### Directive
Count, in the entries below, the lines in which "dziur" occurs. Give the number, nothing more.

### Records for the exercise

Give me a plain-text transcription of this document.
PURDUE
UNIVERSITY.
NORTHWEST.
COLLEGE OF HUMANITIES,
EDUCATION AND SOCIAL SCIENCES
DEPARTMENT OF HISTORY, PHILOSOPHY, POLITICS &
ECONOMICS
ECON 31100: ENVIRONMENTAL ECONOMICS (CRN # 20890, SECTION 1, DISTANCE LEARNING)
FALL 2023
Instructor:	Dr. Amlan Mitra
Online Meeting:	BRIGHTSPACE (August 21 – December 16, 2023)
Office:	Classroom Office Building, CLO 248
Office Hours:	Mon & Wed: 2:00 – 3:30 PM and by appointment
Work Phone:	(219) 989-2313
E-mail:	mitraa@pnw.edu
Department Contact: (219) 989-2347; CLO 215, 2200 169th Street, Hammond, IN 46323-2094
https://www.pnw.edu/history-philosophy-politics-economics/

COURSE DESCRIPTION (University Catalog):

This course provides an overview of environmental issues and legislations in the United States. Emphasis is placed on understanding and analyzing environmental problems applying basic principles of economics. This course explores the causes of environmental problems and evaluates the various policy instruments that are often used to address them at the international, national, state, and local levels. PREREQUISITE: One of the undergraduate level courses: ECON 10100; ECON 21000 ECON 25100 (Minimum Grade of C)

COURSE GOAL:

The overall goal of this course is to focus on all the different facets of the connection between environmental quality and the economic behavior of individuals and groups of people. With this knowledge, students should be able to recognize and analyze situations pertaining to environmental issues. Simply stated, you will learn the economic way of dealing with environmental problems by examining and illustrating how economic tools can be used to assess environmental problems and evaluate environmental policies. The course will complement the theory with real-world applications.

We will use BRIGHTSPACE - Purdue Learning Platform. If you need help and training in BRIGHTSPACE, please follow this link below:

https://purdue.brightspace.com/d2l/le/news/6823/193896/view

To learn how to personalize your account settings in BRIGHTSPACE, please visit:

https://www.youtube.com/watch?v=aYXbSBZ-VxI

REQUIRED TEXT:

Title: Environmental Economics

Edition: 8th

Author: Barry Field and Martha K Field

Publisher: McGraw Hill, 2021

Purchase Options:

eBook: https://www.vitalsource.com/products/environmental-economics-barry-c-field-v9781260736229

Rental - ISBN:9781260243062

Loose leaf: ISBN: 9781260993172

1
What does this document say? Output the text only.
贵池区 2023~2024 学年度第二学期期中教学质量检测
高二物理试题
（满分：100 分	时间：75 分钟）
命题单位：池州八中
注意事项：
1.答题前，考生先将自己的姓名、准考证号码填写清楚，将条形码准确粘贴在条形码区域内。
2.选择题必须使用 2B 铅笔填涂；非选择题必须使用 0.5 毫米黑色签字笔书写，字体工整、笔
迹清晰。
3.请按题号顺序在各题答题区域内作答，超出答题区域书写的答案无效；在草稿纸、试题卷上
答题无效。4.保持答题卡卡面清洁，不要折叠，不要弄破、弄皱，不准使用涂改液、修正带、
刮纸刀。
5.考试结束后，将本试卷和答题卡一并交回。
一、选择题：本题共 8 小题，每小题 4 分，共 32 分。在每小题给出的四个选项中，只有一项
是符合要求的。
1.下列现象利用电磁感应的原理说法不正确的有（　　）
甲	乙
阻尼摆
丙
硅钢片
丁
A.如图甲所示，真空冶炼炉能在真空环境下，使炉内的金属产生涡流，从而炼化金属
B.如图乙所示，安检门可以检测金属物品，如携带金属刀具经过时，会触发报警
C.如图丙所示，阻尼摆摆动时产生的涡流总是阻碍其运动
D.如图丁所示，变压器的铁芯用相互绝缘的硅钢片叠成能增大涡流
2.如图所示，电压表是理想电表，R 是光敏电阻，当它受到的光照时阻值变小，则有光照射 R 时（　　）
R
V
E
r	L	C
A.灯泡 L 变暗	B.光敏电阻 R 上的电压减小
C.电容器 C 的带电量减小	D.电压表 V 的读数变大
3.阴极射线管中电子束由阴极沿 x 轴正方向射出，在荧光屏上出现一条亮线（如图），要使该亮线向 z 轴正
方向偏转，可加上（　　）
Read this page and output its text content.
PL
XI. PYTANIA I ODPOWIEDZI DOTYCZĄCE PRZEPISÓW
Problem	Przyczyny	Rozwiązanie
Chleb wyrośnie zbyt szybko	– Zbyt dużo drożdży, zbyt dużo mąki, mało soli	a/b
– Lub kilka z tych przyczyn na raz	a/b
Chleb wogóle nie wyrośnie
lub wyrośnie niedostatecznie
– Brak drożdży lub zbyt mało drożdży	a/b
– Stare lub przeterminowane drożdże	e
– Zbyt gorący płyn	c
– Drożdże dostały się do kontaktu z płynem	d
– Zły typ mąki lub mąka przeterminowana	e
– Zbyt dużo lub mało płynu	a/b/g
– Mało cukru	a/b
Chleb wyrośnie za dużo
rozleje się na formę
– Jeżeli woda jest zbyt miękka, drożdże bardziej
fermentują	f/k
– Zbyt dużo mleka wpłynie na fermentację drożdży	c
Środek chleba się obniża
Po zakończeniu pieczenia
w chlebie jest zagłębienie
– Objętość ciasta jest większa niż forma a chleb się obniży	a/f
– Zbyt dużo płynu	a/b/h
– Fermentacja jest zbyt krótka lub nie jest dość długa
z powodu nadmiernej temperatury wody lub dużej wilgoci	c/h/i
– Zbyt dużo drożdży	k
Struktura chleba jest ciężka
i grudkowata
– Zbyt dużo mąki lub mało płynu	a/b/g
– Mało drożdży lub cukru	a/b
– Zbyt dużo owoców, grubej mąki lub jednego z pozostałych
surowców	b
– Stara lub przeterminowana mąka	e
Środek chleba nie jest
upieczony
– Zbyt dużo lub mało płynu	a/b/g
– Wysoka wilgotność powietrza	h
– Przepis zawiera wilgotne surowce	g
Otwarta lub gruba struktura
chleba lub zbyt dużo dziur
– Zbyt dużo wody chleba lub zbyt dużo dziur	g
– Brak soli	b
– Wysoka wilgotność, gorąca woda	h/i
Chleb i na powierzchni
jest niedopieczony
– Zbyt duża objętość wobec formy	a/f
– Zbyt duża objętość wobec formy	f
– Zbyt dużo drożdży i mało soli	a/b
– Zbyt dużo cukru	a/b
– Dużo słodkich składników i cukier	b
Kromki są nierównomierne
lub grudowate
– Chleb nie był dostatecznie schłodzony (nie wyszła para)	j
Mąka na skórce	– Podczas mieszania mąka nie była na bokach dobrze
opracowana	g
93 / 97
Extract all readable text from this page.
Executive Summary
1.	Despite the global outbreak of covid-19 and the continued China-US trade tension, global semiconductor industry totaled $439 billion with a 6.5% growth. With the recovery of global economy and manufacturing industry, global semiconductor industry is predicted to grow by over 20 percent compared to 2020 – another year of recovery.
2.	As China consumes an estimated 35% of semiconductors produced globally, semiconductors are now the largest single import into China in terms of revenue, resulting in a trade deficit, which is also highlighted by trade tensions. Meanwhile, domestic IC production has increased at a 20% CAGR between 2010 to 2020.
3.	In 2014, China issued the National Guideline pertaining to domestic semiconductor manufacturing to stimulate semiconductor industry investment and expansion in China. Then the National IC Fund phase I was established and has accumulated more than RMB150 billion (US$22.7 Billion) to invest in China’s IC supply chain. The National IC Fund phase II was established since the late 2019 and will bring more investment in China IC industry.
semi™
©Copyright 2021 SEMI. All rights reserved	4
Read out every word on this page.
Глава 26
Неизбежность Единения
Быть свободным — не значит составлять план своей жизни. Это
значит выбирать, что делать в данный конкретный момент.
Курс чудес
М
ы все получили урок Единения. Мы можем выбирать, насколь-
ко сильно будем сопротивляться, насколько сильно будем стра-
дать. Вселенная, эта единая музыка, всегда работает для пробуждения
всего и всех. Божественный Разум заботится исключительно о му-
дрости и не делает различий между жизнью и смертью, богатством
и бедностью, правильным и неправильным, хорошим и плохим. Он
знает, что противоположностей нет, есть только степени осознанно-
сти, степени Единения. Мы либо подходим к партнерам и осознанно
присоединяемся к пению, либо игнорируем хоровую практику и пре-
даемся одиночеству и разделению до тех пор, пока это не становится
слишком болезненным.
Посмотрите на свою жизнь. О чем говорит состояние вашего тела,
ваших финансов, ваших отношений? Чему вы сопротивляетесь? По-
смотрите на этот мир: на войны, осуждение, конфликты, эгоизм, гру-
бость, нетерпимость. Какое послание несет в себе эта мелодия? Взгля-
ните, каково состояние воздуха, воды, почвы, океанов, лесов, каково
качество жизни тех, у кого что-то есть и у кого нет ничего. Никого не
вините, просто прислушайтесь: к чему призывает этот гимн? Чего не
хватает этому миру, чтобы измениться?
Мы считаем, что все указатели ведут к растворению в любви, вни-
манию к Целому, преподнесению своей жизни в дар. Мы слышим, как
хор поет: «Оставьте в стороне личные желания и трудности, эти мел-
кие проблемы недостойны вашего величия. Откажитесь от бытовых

### Final result
2